→ **Your task**:
All of the records below need to be copied exactly.

→ **Data excerpts**:
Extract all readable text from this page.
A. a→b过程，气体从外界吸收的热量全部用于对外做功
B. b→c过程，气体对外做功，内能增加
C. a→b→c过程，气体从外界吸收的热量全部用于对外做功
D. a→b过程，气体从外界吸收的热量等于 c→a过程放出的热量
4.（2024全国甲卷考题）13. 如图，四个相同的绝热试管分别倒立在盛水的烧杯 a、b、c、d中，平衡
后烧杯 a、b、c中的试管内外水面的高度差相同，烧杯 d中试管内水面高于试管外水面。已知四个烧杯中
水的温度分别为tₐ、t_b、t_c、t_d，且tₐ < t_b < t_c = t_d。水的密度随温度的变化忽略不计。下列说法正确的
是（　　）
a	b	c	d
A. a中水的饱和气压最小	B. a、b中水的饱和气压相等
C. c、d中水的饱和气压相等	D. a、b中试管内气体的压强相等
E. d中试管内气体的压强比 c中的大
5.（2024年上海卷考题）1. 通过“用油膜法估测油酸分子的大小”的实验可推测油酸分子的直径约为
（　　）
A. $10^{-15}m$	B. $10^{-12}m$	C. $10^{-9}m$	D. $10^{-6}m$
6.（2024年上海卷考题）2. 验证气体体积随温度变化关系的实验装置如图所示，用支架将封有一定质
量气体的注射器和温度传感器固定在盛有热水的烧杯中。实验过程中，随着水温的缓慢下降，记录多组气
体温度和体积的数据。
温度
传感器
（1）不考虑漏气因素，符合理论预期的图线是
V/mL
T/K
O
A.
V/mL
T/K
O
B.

→ **Task response**:
Extract all readable text from this page.
A. a→b过程，气体从外界吸收的热量全部用于对外做功
B. b→c过程，气体对外做功，内能增加
C. a→b→c过程，气体从外界吸收的热量全部用于对外做功
D. a→b过程，气体从外界吸收的热量等于 c→a过程放出的热量
4.（2024全国甲卷考题）13. 如图，四个相同的绝热试管分别倒立在盛水的烧杯 a、b、c、d中，平衡
后烧杯 a、b、c中的试管内外水面的高度差相同，烧杯 d中试管内水面高于试管外水面。已知四个烧杯中
水的温度分别为tₐ、t_b、t_c、t_d，且tₐ < t_b < t_c = t_d。水的密度随温度的变化忽略不计。下列说法正确的
是（　　）
a	b	c	d
A. a中水的饱和气压最小	B. a、b中水的饱和气压相等
C. c、d中水的饱和气压相等	D. a、b中试管内气体的压强相等
E. d中试管内气体的压强比 c中的大
5.（2024年上海卷考题）1. 通过“用油膜法估测油酸分子的大小”的实验可推测油酸分子的直径约为
（　　）
A. $10^{-15}m$	B. $10^{-12}m$	C. $10^{-9}m$	D. $10^{-6}m$
6.（2024年上海卷考题）2. 验证气体体积随温度变化关系的实验装置如图所示，用支架将封有一定质
量气体的注射器和温度传感器固定在盛有热水的烧杯中。实验过程中，随着水温的缓慢下降，记录多组气
体温度和体积的数据。
温度
传感器
（1）不考虑漏气因素，符合理论预期的图线是
V/mL
T/K
O
A.
V/mL
T/K
O
B.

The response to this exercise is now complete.